> **To be done**
Collect all lines from the records below that include the word "Time".

> **Exercise materials**
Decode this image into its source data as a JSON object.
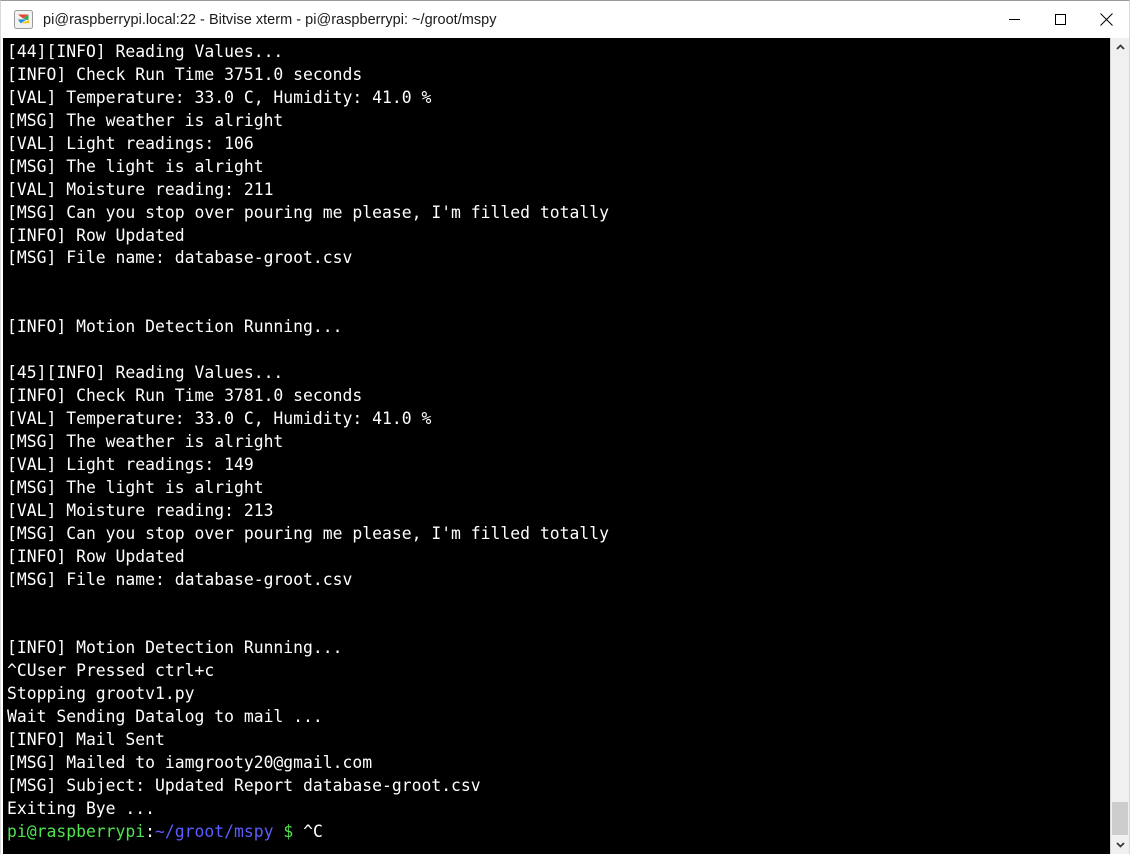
{
  "window": {
    "title": "pi@raspberrypi.local:22 - Bitvise xterm - pi@raspberrypi: ~/groot/mspy",
    "icon": "bitvise-logo-icon",
    "controls": {
      "minimize_label": "Minimize",
      "maximize_label": "Maximize",
      "close_label": "Close"
    }
  },
  "terminal": {
    "background_color": "#000000",
    "foreground_color": "#ffffff",
    "prompt_user_color": "#4ee44e",
    "prompt_path_color": "#5c5cff",
    "lines": [
      "[44][INFO] Reading Values...",
      "[INFO] Check Run Time 3751.0 seconds",
      "[VAL] Temperature: 33.0 C, Humidity: 41.0 %",
      "[MSG] The weather is alright",
      "[VAL] Light readings: 106",
      "[MSG] The light is alright",
      "[VAL] Moisture reading: 211",
      "[MSG] Can you stop over pouring me please, I'm filled totally",
      "[INFO] Row Updated",
      "[MSG] File name: database-groot.csv",
      "",
      "",
      "[INFO] Motion Detection Running...",
      "",
      "[45][INFO] Reading Values...",
      "[INFO] Check Run Time 3781.0 seconds",
      "[VAL] Temperature: 33.0 C, Humidity: 41.0 %",
      "[MSG] The weather is alright",
      "[VAL] Light readings: 149",
      "[MSG] The light is alright",
      "[VAL] Moisture reading: 213",
      "[MSG] Can you stop over pouring me please, I'm filled totally",
      "[INFO] Row Updated",
      "[MSG] File name: database-groot.csv",
      "",
      "",
      "[INFO] Motion Detection Running...",
      "^CUser Pressed ctrl+c",
      "Stopping grootv1.py",
      "Wait Sending Datalog to mail ...",
      "[INFO] Mail Sent",
      "[MSG] Mailed to iamgrooty20@gmail.com",
      "[MSG] Subject: Updated Report database-groot.csv",
      "Exiting Bye ..."
    ],
    "prompt": {
      "user_host": "pi@raspberrypi",
      "separator": ":",
      "path": "~/groot/mspy",
      "sigil": "$",
      "typed": " ^C"
    }
  },
  "scrollbar": {
    "up_arrow": "chevron-up-icon",
    "down_arrow": "chevron-down-icon",
    "thumb_position": "bottom"
  }
}
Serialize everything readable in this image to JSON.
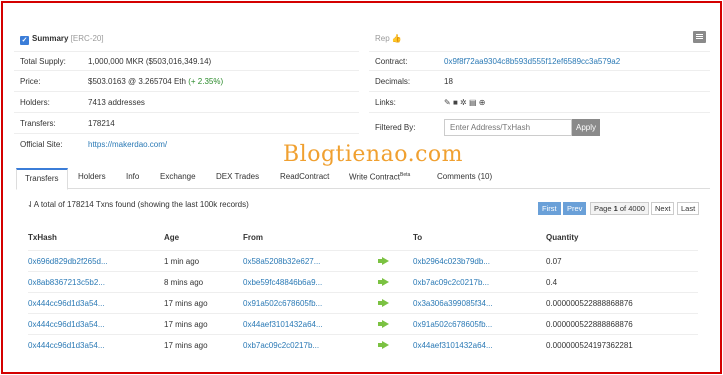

> **Final answer**
      "[INFO] Check Run Time 3751.0 seconds",
      "[INFO] Check Run Time 3781.0 seconds",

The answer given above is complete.